Secondo Giovanni Baule, il design è traduzione perché nei suoi processi progettuali mostra più passaggi traduttivi: da funzioni a forme, da contenuti a espressione, da linguaggio a linguaggio, da tecnica a tecnica. Dal momento che il cultural turn, verificatosi nei translation studies nel corso degli anni Ottanta, ha reso il principio traduttivo un sistema aperto, sottolineando le implicazioni ideologiche, filosofiche, storiche, culturali e semiotiche dell’atto traduttivo, ha finito con l’ampliarne anche il valore paradigmatico. In questo modo i punti di contatto con il design si sono moltiplicati, sicché ora progettare e tradurre sono accomunati da un analogo principio performativo. Nell’assumere il punto di vista traduttivo, il design vede potenziata la propria vocazione metaculturale e procede in senso contrario all’appiattimento linguistico-culturale, ai monolinguismi e alle monoculture, sottraendosi al pensiero unico e agli stili imposti. Come la traduzione, il design è educazione alla differenza: lavora per la tolleranza e l’inclusione, attraversa i confini delle discipline e apre dialoghi tra saperi diversi.

Quanto all’area del design della comunicazione, il tema che più interessa agli autori, è qui che le affinità sono più evidenti, perché gli studi sulla traduzione consentono di esplorare gli apporti alla ricerca della traduzione visiva, digitale e artefattuale, in particolare nel campo editoriale e in quello della transmedialità, della traduzione cartografica e dell’elaborazione dei segni grafici. Per esempio, il passaggio al libro e al quotidiano digitale ha comportato, assieme al trasferimento di supporto, un mutamento di funzioni e di uso. La rivoluzione digitale ha quindi innescato un processo di trasformazione che restituisce artefatti i cui caratteri costitutivi ruotano intorno al paradigma traduttivo, un riferimento fondamentale per la riconfigurazione dei dispositivi della comunicazione digitale.

Un aspetto interessante sul quale gli autori si soffermano è quello della dimensione etica. Il punto di vista traduttivo accresce la prospettiva che vede il design attento ai principi di sostenibilità e di compatibilità ambientale, in un orizzonte in cui l’innovazione si accompagna alla trasformazione sociale. Ma nell’evocazione dell’etica del tradurre gli autori non rendono omaggio solo a Berman. Anche il rimando a Ricoeur è puntuale, in quanto il design assume in sé il principio di ospitalità traduttiva nel senso che dell’ospitalità fa un proprio stile. Infatti non risponde solo a una strategia di estensione alle varie utenze, con un occhio al mercato transnazionale o transmediale, ma il suo programma è, secondo Baule e Caratti, una costante umanizzazione dei contenuti e delle cose.

Uno dei pregi del libro è senz’altro quello di interpretare il concetto di traduzione in senso lato, ben oltre la traduzione propriamente detta, e di inserirsi in questo modo di diritto nella terza fase dei translation studies, quella che privilegia gli aspetti culturali legati al tradurre. Il punto di vista traduttivo che emerge da questa riflessione suggerisce continui sconfinamenti, ha sempre un respiro metaculturale e arricchisce ciò che si intende con tradurre, inteso più come un transitare, un attraversare permanente. Ma è forse proprio nell’ultimo aspetto che il design rende ancora più manifesto quanto è racchiuso nell’aggettivo langagier cioè relativo al linguaggio – che Ricoeur ha scelto di mettere accanto al sostantivo hospitalité. Non si tratta semplicemente di ospitalità linguistica (e troppo spesso anche nella traduzione interlinguistica è a questa accezione che si riduce il concetto di Ricoeur). In realtà quella che il filosofo e psicoanalista francese prefigura è un’ospitalità del linguaggio e dei linguaggi, che va ben oltre quella che sa offrire la lingua. Uno dei pregi del libro di Baule e Caratti sta proprio nel renderne visibili le implicazioni a tutto raggio e nel definire per il design uno spazio in cui la traduzione si fa luogo in cui accogliere la differenza in modo inusuale e sorprendente.

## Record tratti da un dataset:
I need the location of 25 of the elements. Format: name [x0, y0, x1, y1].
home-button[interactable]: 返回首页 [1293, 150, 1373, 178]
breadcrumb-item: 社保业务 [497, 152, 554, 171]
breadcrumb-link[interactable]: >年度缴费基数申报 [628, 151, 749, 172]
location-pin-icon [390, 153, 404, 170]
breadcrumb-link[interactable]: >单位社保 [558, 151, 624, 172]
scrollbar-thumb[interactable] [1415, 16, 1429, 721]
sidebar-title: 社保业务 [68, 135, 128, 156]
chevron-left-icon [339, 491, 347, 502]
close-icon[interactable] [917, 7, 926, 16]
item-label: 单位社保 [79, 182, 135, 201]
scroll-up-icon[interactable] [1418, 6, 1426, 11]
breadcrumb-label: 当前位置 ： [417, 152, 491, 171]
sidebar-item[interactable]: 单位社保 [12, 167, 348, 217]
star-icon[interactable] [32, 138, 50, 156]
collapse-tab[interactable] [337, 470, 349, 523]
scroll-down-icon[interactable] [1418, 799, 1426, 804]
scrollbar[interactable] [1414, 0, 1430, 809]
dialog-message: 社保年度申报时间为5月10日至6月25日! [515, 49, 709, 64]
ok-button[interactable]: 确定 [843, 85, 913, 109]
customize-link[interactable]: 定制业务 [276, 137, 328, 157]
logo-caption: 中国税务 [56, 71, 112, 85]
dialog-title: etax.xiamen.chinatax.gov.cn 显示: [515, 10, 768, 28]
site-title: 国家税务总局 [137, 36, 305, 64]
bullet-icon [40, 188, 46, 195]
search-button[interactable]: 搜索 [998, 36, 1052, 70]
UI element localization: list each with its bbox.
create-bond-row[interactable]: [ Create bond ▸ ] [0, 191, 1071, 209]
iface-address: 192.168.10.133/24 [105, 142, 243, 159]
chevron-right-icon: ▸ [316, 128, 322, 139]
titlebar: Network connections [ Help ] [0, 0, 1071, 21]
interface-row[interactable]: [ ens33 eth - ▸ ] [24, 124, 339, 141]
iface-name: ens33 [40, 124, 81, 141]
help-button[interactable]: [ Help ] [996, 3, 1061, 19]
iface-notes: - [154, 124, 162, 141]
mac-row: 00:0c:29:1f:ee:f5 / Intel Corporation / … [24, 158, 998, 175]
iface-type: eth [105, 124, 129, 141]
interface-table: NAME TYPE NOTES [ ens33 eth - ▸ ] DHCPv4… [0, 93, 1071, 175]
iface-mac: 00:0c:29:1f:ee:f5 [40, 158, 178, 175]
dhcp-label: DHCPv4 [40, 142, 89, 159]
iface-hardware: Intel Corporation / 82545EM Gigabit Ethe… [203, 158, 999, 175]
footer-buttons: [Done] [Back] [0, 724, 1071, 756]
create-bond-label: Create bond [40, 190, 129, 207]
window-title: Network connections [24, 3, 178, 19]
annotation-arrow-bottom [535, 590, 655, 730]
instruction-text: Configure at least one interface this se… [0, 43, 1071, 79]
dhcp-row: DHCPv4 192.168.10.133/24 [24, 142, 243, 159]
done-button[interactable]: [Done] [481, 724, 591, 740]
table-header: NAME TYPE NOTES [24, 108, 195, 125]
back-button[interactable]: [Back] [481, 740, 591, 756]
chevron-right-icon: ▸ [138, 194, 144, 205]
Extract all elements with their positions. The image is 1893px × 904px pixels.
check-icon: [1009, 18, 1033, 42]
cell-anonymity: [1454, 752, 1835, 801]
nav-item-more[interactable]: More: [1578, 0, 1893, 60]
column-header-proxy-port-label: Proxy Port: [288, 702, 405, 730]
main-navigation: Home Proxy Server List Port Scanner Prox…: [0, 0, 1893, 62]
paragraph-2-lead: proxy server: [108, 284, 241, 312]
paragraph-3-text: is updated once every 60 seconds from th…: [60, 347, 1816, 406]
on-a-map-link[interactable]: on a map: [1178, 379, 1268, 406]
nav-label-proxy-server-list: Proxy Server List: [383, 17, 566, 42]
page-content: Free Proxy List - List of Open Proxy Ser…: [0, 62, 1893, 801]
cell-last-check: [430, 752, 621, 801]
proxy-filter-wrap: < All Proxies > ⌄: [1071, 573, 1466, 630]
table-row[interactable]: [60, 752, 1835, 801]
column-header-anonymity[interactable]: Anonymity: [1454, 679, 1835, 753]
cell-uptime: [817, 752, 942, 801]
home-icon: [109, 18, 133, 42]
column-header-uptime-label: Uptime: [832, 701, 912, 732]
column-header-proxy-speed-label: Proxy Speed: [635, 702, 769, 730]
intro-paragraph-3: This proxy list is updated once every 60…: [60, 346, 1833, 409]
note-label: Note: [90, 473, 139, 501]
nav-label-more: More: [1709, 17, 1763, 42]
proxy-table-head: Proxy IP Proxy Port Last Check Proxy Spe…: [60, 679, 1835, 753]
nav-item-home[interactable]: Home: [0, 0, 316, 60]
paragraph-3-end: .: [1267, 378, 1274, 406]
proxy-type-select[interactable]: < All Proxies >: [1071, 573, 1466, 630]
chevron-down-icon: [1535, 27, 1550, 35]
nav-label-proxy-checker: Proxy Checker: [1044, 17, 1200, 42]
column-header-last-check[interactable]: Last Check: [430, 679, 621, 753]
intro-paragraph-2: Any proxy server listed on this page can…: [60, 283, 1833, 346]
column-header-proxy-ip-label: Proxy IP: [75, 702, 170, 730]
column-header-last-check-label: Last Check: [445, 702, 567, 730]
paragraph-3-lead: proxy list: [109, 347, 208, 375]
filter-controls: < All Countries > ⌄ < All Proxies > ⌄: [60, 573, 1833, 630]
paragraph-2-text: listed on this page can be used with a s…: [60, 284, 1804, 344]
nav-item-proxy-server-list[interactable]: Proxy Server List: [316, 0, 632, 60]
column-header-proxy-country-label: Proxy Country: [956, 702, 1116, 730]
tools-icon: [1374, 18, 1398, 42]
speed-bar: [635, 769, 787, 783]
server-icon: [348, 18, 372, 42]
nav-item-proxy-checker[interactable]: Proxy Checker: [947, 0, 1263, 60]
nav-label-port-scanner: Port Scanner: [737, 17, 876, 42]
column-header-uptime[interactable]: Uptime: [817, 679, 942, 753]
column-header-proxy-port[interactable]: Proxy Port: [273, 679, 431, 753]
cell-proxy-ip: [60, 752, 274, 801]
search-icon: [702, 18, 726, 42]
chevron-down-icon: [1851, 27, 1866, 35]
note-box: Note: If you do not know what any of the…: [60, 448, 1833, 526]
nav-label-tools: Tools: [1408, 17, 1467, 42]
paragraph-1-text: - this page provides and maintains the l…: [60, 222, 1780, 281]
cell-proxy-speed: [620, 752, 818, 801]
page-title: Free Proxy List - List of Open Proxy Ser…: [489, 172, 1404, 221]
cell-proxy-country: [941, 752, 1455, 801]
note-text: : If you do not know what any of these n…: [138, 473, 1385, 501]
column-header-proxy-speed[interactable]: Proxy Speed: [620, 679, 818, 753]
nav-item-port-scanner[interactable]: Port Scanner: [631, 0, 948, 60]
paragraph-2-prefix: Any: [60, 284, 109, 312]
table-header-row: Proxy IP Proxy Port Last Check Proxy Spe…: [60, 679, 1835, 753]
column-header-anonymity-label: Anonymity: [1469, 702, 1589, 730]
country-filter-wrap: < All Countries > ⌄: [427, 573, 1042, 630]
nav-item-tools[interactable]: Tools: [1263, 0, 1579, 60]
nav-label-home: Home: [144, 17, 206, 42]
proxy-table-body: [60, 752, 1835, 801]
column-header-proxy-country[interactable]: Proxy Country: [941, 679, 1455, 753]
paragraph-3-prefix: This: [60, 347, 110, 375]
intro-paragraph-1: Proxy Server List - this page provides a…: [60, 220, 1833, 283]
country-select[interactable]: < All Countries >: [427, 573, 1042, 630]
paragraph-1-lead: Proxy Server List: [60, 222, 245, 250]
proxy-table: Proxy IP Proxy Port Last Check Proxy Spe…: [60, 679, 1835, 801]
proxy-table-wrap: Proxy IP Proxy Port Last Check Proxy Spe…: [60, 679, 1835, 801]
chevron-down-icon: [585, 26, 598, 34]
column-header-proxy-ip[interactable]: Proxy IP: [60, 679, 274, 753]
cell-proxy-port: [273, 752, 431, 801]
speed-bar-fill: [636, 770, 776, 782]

## Requisito:
Trascrivi senza modifiche il passo del testo sul design come traduzione che va da "Quanto all’area del" a "della comunicazione digitale.".

## Esito del compito:
Quanto all’area del design della comunicazione, il tema che più interessa agli autori, è qui che le affinità sono più evidenti, perché gli studi sulla traduzione consentono di esplorare gli apporti alla ricerca della traduzione visiva, digitale e artefattuale, in particolare nel campo editoriale e in quello della transmedialità, della traduzione cartografica e dell’elaborazione dei segni grafici. Per esempio, il passaggio al libro e al quotidiano digitale ha comportato, assieme al trasferimento di supporto, un mutamento di funzioni e di uso. La rivoluzione digitale ha quindi innescato un processo di trasformazione che restituisce artefatti i cui caratteri costitutivi ruotano intorno al paradigma traduttivo, un riferimento fondamentale per la riconfigurazione dei dispositivi della comunicazione digitale.